• _AIM_
Omit the pictures and return every entry exactly as written.
● ● ● ● ●
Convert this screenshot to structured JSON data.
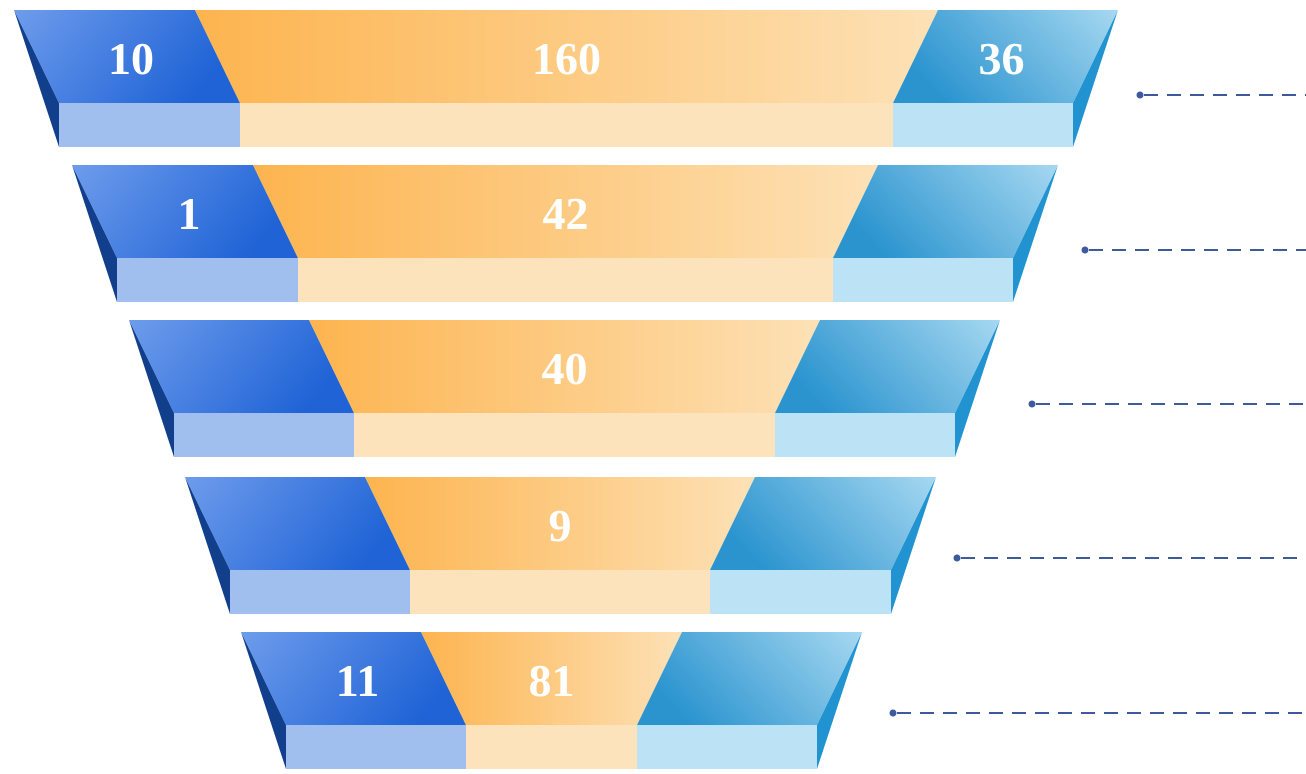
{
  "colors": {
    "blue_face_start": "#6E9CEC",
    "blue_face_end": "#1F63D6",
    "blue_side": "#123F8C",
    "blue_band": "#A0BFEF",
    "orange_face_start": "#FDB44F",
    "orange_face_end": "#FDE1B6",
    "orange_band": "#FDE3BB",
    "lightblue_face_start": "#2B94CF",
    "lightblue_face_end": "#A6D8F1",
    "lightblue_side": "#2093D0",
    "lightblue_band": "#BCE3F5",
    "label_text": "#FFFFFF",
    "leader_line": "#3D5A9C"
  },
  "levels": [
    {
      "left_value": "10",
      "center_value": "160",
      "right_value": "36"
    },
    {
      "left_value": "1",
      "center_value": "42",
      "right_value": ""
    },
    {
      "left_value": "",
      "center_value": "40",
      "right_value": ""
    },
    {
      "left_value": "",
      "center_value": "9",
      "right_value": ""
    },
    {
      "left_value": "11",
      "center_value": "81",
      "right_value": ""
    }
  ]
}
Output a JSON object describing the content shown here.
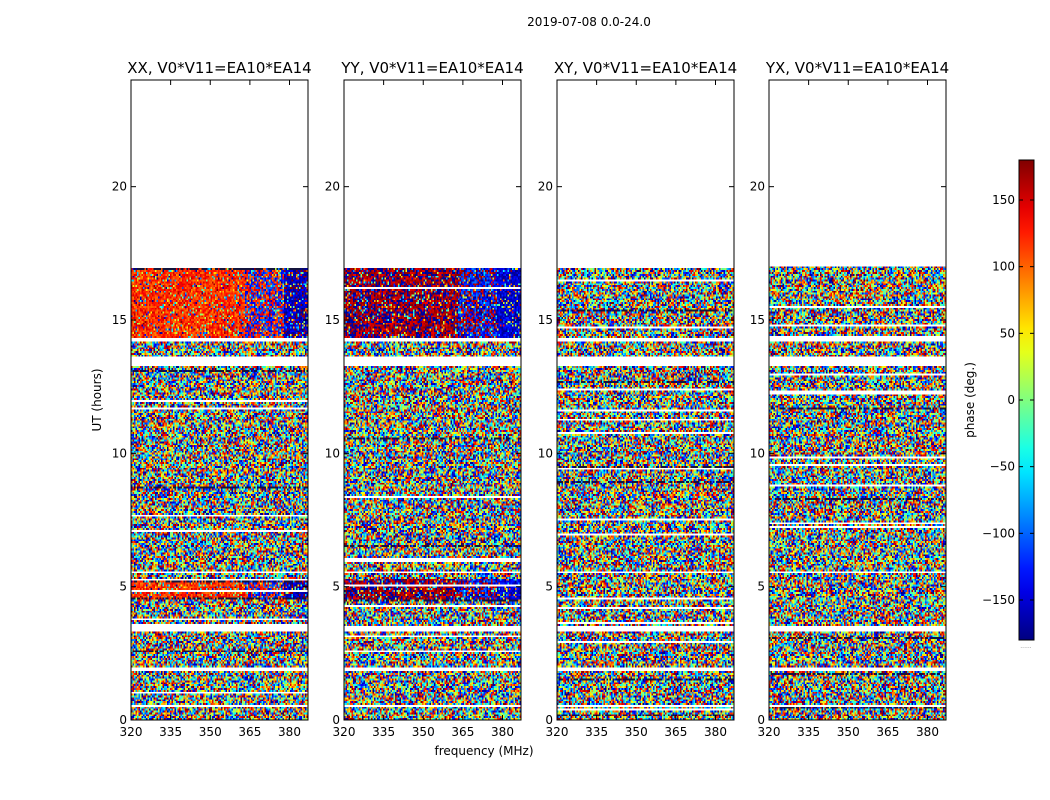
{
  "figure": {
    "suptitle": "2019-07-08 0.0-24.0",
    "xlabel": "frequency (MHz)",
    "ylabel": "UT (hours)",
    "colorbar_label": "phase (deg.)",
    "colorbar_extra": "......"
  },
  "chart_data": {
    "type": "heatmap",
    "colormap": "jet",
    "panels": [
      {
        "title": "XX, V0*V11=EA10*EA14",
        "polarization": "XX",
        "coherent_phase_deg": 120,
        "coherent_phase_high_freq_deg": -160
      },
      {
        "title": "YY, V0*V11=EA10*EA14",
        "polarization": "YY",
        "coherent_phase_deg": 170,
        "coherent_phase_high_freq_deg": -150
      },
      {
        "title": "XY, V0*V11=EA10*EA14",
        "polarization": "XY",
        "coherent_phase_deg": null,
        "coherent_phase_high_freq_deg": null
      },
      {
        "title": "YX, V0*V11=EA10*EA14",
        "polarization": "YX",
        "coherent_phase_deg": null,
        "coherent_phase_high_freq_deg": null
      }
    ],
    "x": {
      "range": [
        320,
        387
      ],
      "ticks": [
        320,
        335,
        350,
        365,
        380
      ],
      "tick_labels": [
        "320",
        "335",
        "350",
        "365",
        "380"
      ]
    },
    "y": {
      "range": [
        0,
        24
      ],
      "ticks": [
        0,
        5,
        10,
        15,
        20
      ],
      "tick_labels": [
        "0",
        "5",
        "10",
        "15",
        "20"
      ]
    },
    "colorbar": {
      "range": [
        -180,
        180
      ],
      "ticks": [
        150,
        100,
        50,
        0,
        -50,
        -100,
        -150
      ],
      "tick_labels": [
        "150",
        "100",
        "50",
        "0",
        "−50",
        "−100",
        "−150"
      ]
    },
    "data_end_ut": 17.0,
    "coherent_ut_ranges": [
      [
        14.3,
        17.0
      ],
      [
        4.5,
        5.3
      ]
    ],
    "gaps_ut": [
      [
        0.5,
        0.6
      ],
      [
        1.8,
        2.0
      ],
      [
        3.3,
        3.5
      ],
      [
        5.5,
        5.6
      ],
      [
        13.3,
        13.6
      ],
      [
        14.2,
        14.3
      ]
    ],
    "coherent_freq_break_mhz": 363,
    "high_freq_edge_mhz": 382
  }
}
● ● ● ● ●
• _WORKED SOLUTION_
Convert this screenshot to structured JSON data.
{
  "colors": {
    "blue_face_start": "#6E9CEC",
    "blue_face_end": "#1F63D6",
    "blue_side": "#123F8C",
    "blue_band": "#A0BFEF",
    "orange_face_start": "#FDB44F",
    "orange_face_end": "#FDE1B6",
    "orange_band": "#FDE3BB",
    "lightblue_face_start": "#2B94CF",
    "lightblue_face_end": "#A6D8F1",
    "lightblue_side": "#2093D0",
    "lightblue_band": "#BCE3F5",
    "label_text": "#FFFFFF",
    "leader_line": "#3D5A9C"
  },
  "levels": [
    {
      "left_value": "10",
      "center_value": "160",
      "right_value": "36"
    },
    {
      "left_value": "1",
      "center_value": "42",
      "right_value": ""
    },
    {
      "left_value": "",
      "center_value": "40",
      "right_value": ""
    },
    {
      "left_value": "",
      "center_value": "9",
      "right_value": ""
    },
    {
      "left_value": "11",
      "center_value": "81",
      "right_value": ""
    }
  ]
}
Output a JSON object describing the content shown here.
{
  "figure": {
    "suptitle": "2019-07-08 0.0-24.0",
    "xlabel": "frequency (MHz)",
    "ylabel": "UT (hours)",
    "colorbar_label": "phase (deg.)",
    "colorbar_extra": "......"
  },
  "chart_data": {
    "type": "heatmap",
    "colormap": "jet",
    "panels": [
      {
        "title": "XX, V0*V11=EA10*EA14",
        "polarization": "XX",
        "coherent_phase_deg": 120,
        "coherent_phase_high_freq_deg": -160
      },
      {
        "title": "YY, V0*V11=EA10*EA14",
        "polarization": "YY",
        "coherent_phase_deg": 170,
        "coherent_phase_high_freq_deg": -150
      },
      {
        "title": "XY, V0*V11=EA10*EA14",
        "polarization": "XY",
        "coherent_phase_deg": null,
        "coherent_phase_high_freq_deg": null
      },
      {
        "title": "YX, V0*V11=EA10*EA14",
        "polarization": "YX",
        "coherent_phase_deg": null,
        "coherent_phase_high_freq_deg": null
      }
    ],
    "x": {
      "range": [
        320,
        387
      ],
      "ticks": [
        320,
        335,
        350,
        365,
        380
      ],
      "tick_labels": [
        "320",
        "335",
        "350",
        "365",
        "380"
      ]
    },
    "y": {
      "range": [
        0,
        24
      ],
      "ticks": [
        0,
        5,
        10,
        15,
        20
      ],
      "tick_labels": [
        "0",
        "5",
        "10",
        "15",
        "20"
      ]
    },
    "colorbar": {
      "range": [
        -180,
        180
      ],
      "ticks": [
        150,
        100,
        50,
        0,
        -50,
        -100,
        -150
      ],
      "tick_labels": [
        "150",
        "100",
        "50",
        "0",
        "−50",
        "−100",
        "−150"
      ]
    },
    "data_end_ut": 17.0,
    "coherent_ut_ranges": [
      [
        14.3,
        17.0
      ],
      [
        4.5,
        5.3
      ]
    ],
    "gaps_ut": [
      [
        0.5,
        0.6
      ],
      [
        1.8,
        2.0
      ],
      [
        3.3,
        3.5
      ],
      [
        5.5,
        5.6
      ],
      [
        13.3,
        13.6
      ],
      [
        14.2,
        14.3
      ]
    ],
    "coherent_freq_break_mhz": 363,
    "high_freq_edge_mhz": 382
  }
}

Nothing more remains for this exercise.